What is needed> Gather all lines from the material that contain the word "Identify".

Extracted records>
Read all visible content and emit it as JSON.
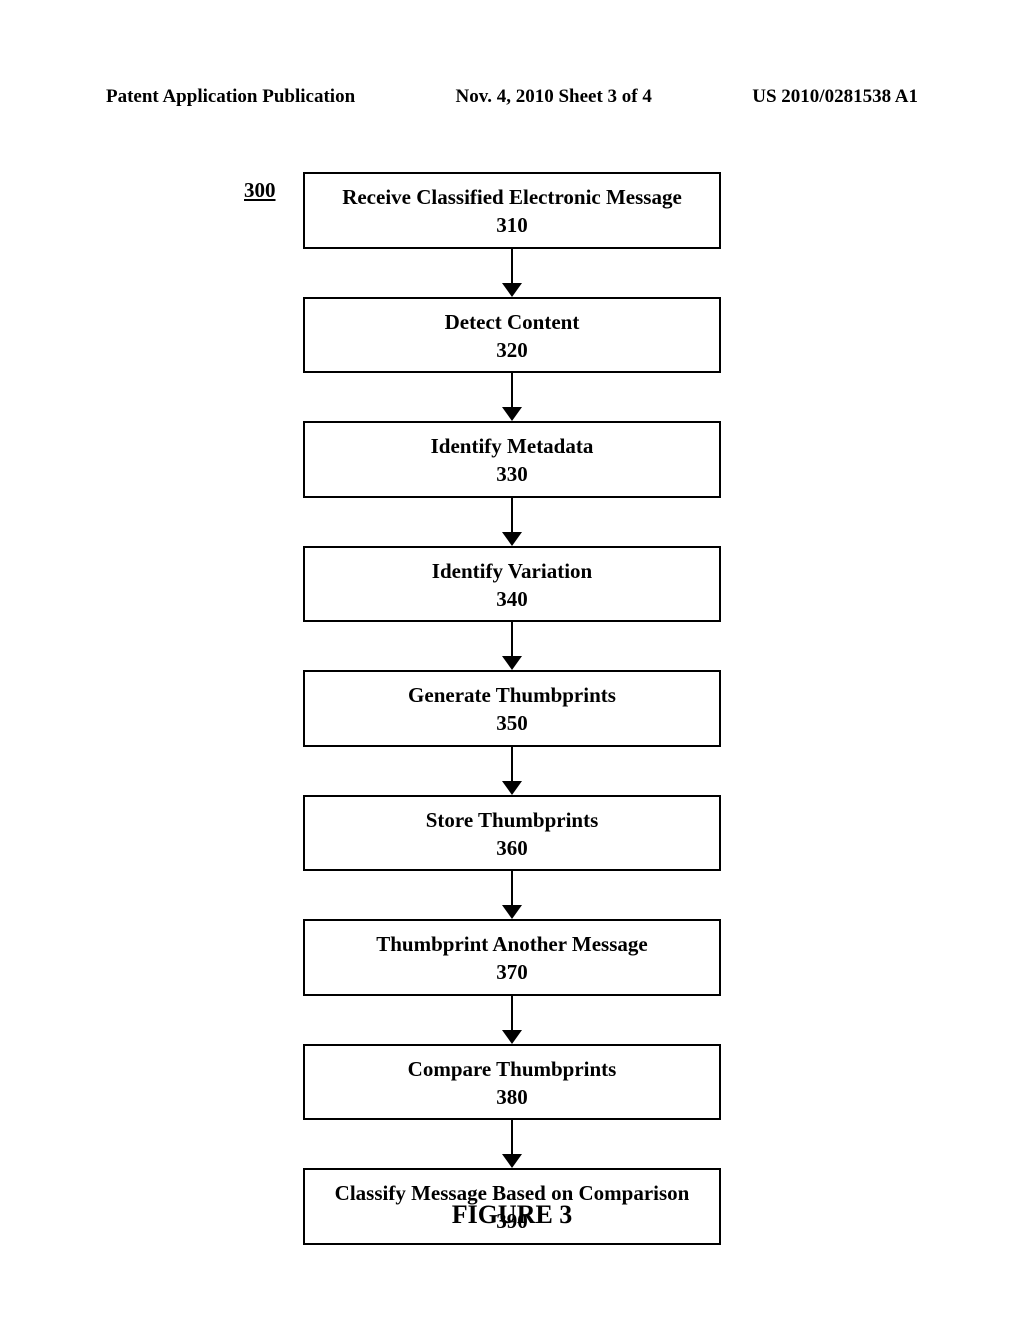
{
  "header": {
    "left": "Patent Application Publication",
    "center": "Nov. 4, 2010  Sheet 3 of 4",
    "right": "US 2010/0281538 A1"
  },
  "diagram": {
    "ref": "300",
    "steps": [
      {
        "title": "Receive Classified Electronic Message",
        "num": "310"
      },
      {
        "title": "Detect Content",
        "num": "320"
      },
      {
        "title": "Identify Metadata",
        "num": "330"
      },
      {
        "title": "Identify Variation",
        "num": "340"
      },
      {
        "title": "Generate Thumbprints",
        "num": "350"
      },
      {
        "title": "Store Thumbprints",
        "num": "360"
      },
      {
        "title": "Thumbprint Another Message",
        "num": "370"
      },
      {
        "title": "Compare Thumbprints",
        "num": "380"
      },
      {
        "title": "Classify Message Based on Comparison",
        "num": "390"
      }
    ],
    "caption": "FIGURE 3"
  }
}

Answer to this problem>
        "title": "Identify Metadata",
        "title": "Identify Variation",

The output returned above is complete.